### Challenge
Locate the string "количества" in the listing below. Copy every line where it is found.

### Dataset records
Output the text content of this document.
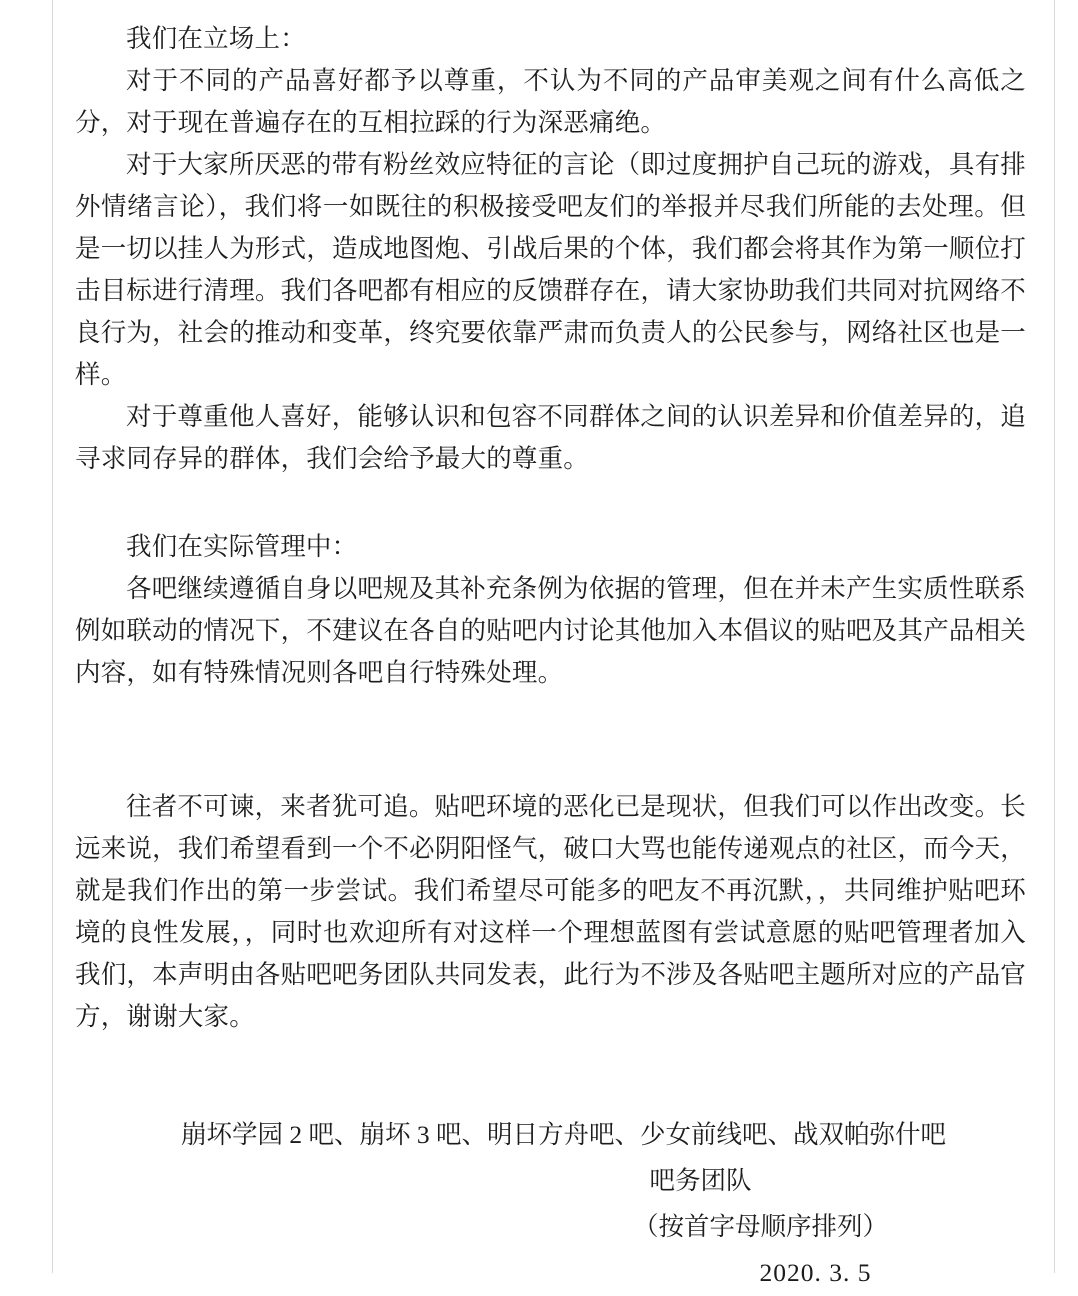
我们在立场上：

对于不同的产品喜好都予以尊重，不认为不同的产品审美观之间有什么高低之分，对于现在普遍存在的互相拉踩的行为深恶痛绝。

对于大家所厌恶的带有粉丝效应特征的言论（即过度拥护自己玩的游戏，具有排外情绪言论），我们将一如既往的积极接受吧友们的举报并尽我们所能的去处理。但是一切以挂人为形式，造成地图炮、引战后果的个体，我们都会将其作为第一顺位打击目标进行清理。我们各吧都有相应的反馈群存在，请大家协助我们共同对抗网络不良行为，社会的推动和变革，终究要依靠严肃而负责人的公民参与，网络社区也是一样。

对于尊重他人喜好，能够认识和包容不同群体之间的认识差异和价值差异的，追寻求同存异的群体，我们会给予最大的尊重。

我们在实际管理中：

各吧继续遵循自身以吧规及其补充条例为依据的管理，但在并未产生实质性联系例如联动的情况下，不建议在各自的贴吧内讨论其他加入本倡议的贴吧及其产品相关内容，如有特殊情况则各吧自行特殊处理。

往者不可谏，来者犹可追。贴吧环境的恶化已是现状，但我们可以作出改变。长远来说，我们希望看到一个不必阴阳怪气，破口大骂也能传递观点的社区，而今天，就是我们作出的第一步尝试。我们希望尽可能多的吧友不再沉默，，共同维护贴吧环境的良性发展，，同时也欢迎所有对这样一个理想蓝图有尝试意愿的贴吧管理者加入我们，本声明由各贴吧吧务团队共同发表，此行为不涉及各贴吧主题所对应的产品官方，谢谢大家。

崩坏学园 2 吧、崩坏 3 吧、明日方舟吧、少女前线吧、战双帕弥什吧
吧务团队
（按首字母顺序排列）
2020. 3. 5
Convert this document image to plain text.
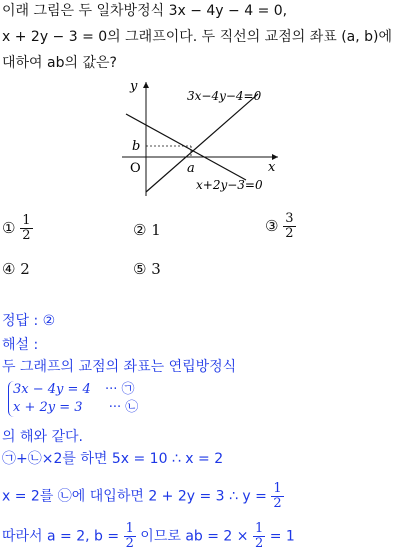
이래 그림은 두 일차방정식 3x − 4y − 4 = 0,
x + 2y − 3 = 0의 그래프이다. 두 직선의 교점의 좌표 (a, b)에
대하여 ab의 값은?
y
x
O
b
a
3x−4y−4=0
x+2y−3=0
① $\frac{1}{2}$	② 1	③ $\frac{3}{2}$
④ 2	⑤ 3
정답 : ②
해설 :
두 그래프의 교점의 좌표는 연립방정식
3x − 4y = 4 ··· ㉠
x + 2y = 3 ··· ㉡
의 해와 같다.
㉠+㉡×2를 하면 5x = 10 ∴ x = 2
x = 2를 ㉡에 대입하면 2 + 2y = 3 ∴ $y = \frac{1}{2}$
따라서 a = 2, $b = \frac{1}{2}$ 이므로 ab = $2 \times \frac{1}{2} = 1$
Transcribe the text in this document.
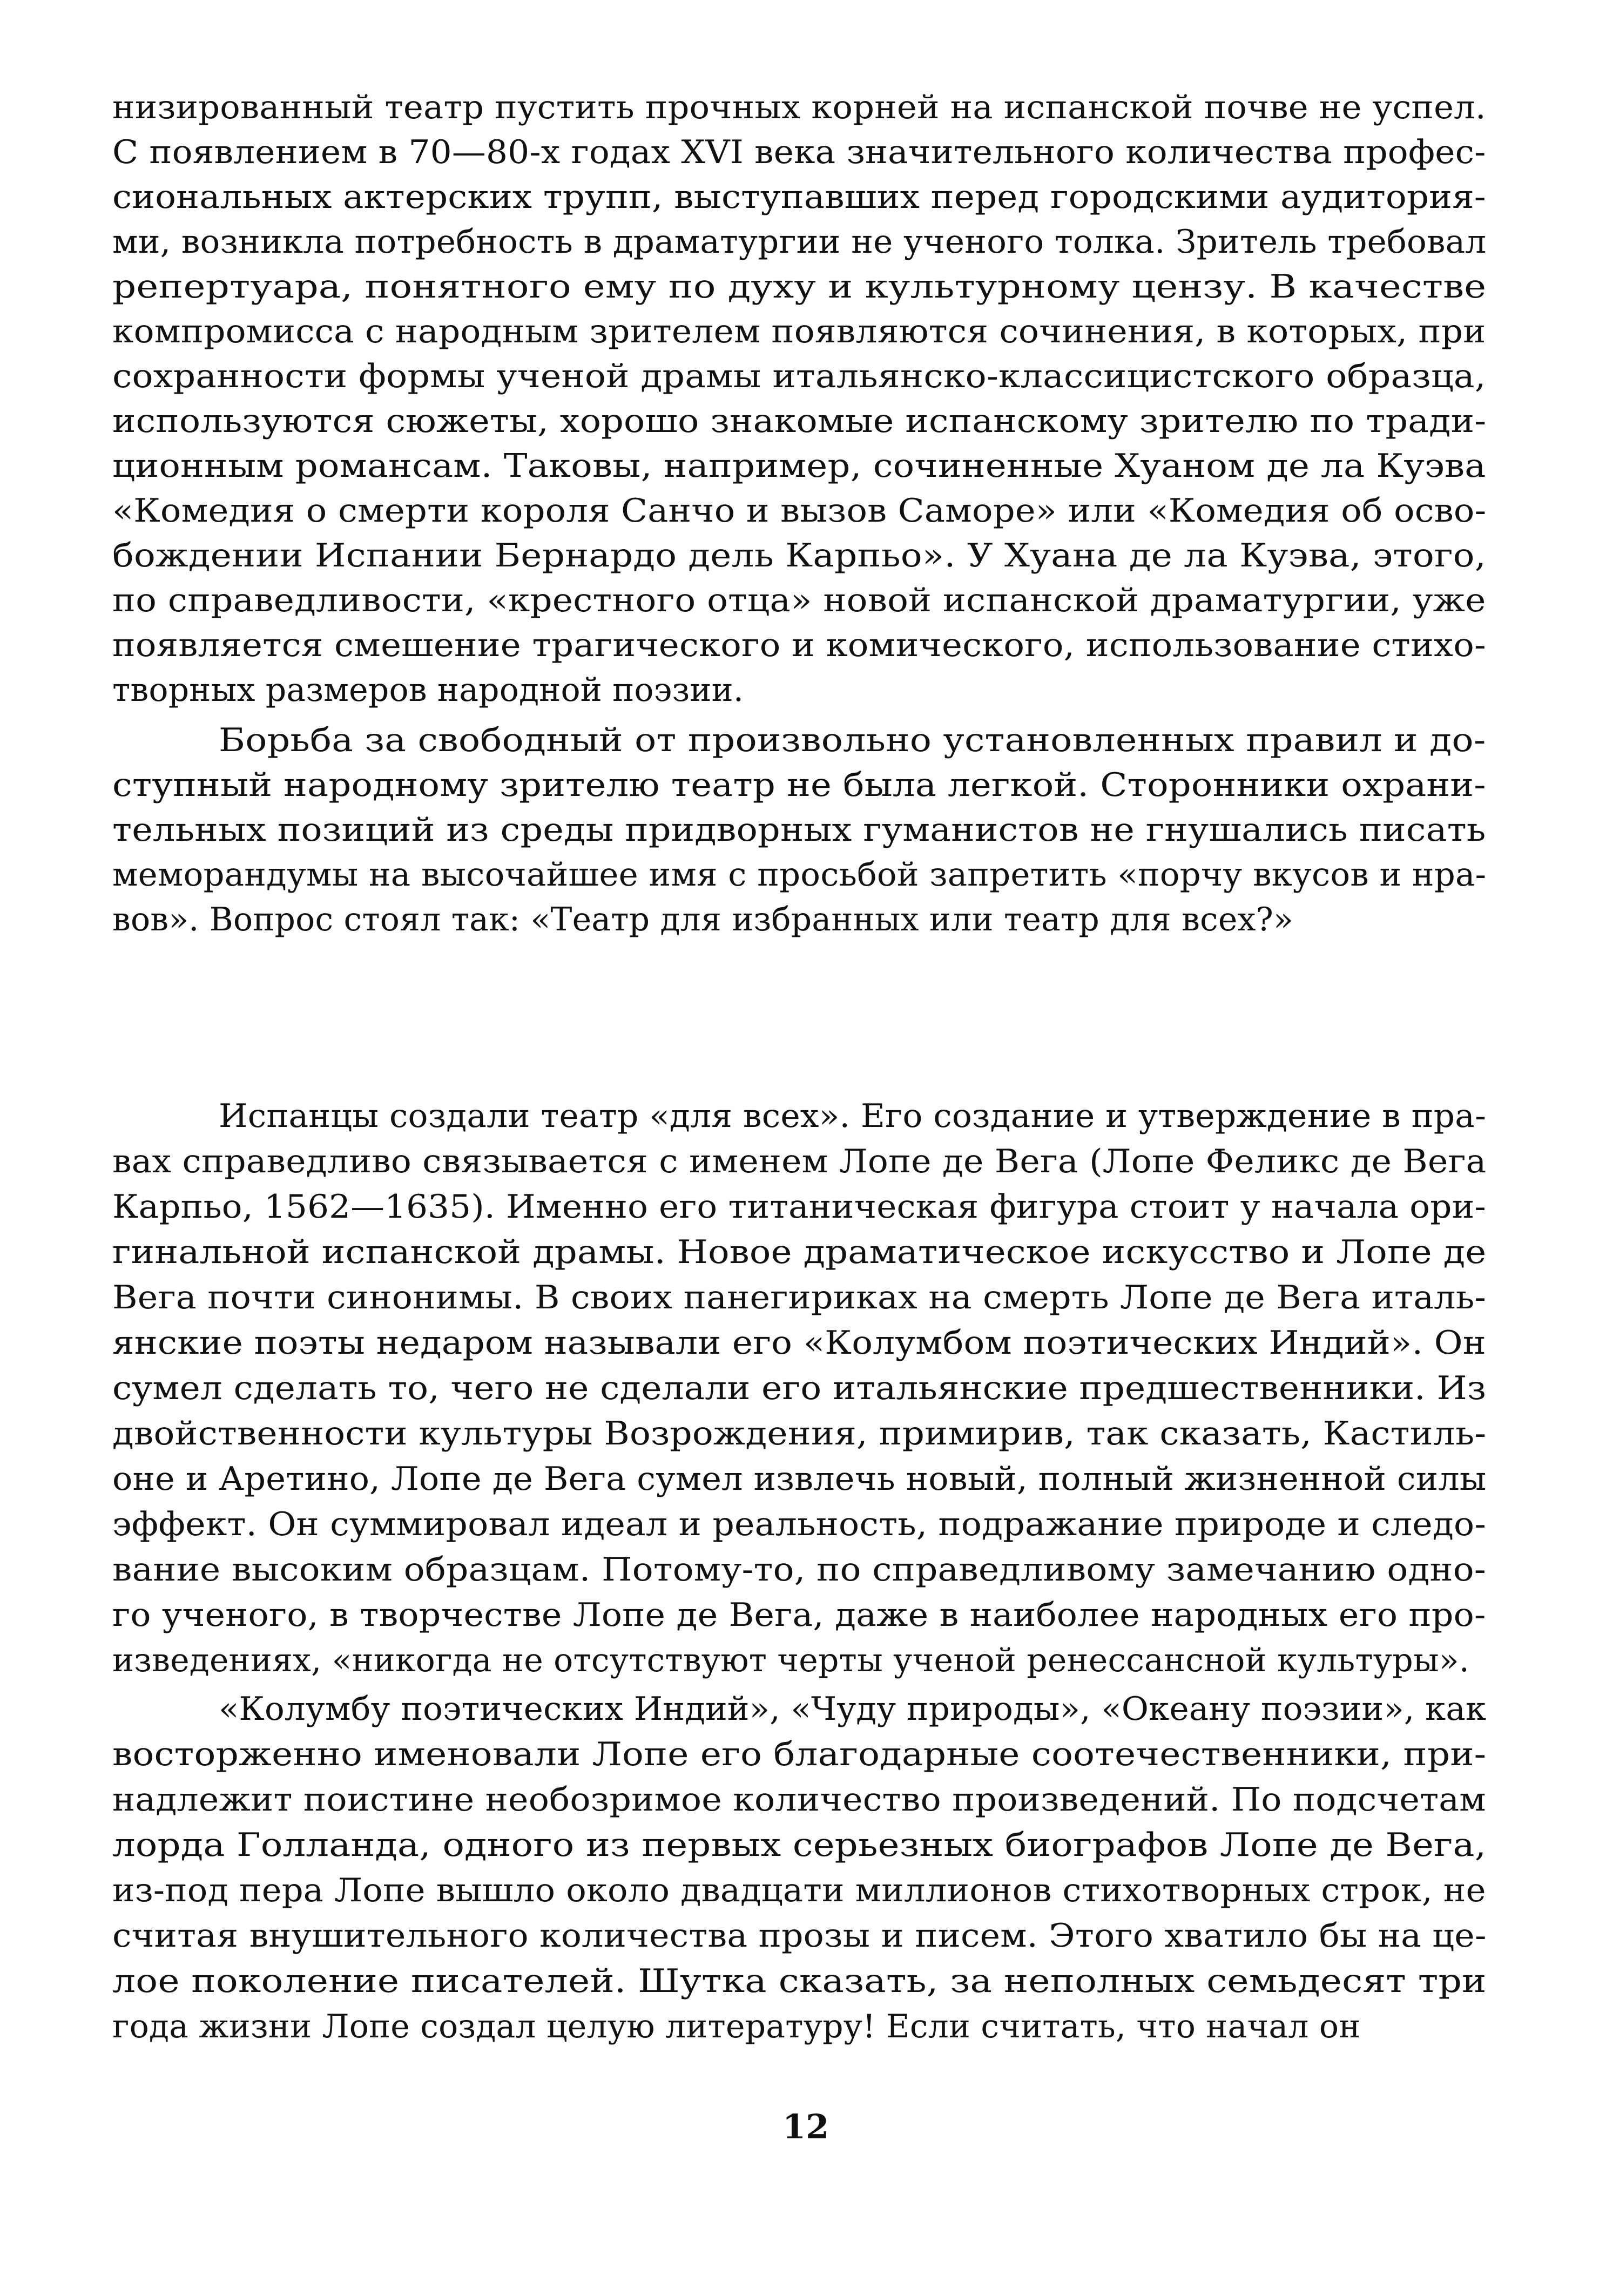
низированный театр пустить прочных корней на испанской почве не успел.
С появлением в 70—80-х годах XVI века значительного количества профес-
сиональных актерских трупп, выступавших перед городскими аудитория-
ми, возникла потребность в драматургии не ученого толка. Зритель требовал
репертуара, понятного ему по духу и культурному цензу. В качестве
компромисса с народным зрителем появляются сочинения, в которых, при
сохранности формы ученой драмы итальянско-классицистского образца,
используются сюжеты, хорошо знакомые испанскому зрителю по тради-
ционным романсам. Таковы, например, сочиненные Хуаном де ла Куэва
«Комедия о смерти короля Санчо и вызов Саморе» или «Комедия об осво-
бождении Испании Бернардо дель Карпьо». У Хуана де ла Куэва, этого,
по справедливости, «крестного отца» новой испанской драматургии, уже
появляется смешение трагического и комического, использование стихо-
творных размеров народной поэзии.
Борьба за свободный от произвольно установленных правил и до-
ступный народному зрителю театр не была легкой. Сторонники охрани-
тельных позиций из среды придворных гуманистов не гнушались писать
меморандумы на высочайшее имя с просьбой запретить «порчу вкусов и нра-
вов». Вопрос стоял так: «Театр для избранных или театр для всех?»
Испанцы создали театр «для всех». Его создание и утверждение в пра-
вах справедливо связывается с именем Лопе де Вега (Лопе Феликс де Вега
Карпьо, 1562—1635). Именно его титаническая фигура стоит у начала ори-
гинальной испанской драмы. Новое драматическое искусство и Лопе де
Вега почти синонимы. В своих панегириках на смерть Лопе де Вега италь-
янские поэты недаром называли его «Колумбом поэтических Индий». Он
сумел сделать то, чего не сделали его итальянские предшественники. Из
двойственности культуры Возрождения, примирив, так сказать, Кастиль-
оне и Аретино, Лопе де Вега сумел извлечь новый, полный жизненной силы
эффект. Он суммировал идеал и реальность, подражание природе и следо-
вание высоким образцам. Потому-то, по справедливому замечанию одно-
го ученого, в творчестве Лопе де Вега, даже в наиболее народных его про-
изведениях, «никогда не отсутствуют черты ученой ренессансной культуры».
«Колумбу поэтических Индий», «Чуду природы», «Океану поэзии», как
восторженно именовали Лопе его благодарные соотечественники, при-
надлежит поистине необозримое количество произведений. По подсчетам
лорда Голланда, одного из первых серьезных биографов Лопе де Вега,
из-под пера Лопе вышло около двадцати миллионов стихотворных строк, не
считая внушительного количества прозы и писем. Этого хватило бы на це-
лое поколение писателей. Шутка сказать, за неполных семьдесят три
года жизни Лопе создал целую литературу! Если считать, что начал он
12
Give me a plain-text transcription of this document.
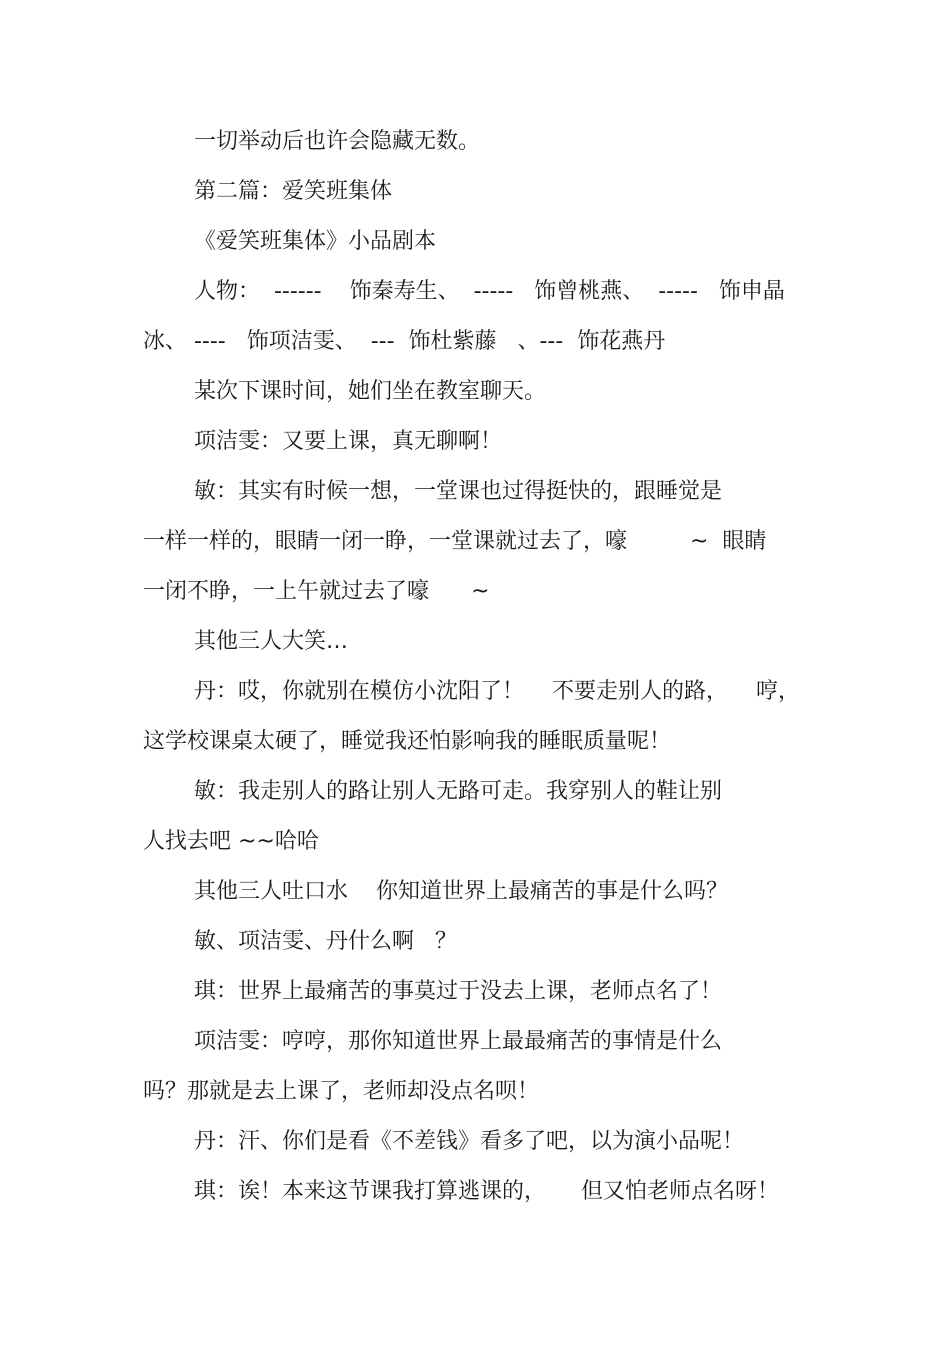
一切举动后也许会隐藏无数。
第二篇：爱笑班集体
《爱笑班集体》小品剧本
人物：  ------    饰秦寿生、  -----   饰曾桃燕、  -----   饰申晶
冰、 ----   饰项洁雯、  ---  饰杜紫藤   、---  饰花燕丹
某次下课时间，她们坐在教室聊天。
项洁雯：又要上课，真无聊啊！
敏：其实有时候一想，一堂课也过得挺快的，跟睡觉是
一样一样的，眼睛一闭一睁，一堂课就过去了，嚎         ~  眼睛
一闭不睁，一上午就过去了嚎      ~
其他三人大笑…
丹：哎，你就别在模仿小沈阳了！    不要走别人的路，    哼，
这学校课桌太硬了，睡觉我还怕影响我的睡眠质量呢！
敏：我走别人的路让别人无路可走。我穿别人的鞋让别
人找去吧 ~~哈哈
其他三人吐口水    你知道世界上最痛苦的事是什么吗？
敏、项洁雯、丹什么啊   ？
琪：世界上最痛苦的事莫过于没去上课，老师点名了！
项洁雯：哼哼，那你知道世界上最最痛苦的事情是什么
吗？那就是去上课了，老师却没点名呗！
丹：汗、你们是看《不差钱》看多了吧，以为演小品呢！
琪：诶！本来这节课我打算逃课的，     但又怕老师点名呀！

### Result of the exercise
С появлением в 70—80-х годах XVI века значительного количества профес-
считая внушительного количества прозы и писем. Этого хватило бы на це-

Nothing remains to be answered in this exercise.